**Records from a data source**
======

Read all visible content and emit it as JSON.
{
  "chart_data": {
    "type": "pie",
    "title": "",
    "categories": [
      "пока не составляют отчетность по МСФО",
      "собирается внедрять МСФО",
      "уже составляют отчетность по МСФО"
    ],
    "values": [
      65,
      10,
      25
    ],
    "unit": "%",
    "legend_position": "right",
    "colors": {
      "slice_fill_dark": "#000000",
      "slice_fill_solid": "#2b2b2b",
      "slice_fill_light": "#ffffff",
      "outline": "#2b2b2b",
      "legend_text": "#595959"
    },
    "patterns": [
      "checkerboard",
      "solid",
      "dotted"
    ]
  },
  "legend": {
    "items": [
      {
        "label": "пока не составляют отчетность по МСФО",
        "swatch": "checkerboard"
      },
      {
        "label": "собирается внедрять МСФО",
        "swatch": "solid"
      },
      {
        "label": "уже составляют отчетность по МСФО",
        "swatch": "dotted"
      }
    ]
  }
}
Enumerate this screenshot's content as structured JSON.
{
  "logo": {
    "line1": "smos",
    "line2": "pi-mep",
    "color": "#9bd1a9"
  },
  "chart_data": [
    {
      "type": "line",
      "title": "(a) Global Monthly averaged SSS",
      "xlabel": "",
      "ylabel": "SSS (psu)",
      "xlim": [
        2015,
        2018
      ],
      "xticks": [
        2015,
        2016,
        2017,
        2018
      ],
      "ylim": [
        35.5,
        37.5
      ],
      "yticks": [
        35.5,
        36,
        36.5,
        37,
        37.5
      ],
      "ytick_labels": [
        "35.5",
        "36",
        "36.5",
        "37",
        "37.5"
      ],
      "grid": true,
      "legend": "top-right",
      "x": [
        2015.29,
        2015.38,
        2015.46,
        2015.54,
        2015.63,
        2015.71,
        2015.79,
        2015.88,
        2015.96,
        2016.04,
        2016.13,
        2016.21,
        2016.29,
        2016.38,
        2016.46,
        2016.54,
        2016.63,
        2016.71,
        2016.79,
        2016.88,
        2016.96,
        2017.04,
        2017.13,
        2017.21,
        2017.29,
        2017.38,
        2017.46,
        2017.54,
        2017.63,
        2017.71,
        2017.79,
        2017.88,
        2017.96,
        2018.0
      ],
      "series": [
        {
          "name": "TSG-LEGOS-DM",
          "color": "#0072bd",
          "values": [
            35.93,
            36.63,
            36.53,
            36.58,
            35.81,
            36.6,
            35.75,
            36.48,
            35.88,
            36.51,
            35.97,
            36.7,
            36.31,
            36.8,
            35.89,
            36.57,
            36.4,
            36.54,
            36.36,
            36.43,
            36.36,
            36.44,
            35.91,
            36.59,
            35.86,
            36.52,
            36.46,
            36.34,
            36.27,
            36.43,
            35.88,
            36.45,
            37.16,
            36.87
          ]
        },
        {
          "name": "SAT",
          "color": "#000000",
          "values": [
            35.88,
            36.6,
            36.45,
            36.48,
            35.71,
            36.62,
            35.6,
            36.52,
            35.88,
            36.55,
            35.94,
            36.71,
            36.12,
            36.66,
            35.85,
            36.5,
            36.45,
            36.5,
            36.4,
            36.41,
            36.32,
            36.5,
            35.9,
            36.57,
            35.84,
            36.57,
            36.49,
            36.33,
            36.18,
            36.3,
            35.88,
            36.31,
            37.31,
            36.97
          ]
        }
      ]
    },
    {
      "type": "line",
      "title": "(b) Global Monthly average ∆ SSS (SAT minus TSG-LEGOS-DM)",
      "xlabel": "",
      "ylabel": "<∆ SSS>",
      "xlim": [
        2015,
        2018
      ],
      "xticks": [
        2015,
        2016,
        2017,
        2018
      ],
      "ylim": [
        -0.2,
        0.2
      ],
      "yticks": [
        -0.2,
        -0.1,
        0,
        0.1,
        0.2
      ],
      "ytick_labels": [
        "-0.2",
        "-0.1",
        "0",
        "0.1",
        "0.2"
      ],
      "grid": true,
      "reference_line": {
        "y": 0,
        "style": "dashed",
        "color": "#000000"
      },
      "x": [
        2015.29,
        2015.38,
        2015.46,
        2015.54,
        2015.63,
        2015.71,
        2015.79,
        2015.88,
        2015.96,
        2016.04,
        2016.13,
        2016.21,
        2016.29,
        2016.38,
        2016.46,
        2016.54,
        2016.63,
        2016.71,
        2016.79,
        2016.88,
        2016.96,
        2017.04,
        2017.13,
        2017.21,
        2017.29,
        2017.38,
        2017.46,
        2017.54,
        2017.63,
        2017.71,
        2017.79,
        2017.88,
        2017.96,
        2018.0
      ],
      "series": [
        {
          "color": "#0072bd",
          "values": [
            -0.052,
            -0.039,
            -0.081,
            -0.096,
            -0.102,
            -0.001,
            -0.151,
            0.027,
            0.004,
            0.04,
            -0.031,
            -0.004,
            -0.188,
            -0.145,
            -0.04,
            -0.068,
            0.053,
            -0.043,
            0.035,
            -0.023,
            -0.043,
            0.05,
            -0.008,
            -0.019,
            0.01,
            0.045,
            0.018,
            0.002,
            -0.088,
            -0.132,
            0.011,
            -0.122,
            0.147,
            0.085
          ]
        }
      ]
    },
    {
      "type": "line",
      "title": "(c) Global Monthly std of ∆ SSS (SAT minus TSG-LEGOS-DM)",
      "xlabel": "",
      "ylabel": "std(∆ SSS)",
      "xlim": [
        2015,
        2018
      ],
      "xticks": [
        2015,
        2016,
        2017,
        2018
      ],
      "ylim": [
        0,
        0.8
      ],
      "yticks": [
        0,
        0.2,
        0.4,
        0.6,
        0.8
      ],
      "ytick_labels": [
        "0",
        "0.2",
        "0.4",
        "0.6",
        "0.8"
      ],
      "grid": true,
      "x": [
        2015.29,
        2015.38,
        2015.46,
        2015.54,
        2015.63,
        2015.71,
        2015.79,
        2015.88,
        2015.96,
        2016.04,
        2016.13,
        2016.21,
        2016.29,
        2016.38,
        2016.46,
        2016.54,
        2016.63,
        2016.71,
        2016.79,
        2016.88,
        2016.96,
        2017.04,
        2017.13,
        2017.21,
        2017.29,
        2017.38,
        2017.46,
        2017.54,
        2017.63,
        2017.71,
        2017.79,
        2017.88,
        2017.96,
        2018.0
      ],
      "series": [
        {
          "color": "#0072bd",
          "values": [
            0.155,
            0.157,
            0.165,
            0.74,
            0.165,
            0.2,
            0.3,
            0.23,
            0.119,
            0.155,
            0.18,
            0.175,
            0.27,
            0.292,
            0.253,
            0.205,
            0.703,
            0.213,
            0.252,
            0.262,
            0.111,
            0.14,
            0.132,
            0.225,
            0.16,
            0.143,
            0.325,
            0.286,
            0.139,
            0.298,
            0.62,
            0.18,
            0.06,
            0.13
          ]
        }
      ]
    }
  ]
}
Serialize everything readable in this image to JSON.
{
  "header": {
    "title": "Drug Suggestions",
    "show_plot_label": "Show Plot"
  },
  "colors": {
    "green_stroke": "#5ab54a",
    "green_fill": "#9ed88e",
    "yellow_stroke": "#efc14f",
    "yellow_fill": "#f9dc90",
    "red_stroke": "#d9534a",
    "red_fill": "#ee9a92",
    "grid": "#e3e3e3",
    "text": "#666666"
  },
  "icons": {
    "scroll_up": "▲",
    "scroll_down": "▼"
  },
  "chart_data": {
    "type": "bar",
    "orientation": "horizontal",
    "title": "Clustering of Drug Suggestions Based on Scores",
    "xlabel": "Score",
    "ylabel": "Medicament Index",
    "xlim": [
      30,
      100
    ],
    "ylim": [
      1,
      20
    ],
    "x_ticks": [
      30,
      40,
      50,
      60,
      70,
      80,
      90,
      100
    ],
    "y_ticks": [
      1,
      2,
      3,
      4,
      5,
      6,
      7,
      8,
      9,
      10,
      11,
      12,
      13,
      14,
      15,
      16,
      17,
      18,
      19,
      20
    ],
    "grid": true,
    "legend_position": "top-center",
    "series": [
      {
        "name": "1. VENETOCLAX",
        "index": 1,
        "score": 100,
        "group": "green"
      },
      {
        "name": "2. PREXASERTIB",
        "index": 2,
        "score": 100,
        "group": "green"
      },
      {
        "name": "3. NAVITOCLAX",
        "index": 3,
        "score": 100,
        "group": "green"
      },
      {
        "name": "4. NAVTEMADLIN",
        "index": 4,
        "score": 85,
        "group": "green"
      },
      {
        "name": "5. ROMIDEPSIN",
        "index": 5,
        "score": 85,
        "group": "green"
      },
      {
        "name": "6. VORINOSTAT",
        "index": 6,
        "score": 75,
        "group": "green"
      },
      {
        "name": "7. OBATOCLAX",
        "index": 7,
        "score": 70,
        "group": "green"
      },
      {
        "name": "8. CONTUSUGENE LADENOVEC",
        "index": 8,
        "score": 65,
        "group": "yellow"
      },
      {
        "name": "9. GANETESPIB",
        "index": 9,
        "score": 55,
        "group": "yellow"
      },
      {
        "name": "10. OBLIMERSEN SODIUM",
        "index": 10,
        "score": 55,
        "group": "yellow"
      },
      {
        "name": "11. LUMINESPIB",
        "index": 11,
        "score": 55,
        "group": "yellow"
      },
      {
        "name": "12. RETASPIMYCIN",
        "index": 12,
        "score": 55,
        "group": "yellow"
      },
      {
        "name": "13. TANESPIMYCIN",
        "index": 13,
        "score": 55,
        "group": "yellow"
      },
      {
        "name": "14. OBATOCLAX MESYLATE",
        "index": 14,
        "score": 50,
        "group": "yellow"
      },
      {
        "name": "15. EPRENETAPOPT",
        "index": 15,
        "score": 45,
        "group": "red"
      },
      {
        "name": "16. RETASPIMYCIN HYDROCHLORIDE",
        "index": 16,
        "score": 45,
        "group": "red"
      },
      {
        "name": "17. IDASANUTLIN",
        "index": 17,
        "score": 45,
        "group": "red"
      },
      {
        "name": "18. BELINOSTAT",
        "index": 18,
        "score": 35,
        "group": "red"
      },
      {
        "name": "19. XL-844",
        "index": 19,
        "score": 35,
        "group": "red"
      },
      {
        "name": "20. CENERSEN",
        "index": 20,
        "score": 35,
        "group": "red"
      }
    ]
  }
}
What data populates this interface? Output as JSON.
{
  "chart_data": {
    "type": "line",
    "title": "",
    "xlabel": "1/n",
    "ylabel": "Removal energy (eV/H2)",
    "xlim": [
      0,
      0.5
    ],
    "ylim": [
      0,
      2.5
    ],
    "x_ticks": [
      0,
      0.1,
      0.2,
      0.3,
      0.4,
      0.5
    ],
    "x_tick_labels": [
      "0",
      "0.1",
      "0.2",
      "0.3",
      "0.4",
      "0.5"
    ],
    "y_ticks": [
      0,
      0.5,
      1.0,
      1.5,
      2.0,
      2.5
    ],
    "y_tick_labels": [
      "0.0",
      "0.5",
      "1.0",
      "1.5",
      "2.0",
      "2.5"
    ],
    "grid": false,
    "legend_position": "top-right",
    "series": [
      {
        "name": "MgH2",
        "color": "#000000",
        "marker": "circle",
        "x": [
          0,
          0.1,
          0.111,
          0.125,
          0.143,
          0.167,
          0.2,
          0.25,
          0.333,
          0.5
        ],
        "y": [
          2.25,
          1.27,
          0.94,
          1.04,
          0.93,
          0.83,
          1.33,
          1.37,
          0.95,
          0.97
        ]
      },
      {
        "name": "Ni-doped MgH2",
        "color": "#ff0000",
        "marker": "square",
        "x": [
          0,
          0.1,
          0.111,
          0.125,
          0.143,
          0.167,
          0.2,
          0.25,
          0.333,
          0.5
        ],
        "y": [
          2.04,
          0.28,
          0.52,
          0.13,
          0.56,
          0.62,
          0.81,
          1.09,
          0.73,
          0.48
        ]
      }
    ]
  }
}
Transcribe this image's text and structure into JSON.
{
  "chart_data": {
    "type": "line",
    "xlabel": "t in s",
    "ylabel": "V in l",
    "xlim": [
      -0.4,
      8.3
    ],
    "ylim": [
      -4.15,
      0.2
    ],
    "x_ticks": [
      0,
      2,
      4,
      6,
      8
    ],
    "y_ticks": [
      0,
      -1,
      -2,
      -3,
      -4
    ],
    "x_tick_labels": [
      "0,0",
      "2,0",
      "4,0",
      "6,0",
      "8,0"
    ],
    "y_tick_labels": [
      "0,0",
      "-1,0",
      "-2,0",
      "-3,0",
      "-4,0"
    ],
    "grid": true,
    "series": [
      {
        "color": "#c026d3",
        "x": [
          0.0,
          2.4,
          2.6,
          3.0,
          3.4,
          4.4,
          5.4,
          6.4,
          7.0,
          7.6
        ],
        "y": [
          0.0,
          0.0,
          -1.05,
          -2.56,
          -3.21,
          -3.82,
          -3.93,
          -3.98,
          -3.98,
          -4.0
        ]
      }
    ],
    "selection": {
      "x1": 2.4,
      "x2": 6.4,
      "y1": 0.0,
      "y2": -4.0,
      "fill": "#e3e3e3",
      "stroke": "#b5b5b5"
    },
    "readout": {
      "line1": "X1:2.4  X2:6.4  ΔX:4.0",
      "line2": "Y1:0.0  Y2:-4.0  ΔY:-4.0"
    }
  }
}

======

**What you should do**
State how many lines above contain the string "LEGOS", with no other words.

**Solution**
3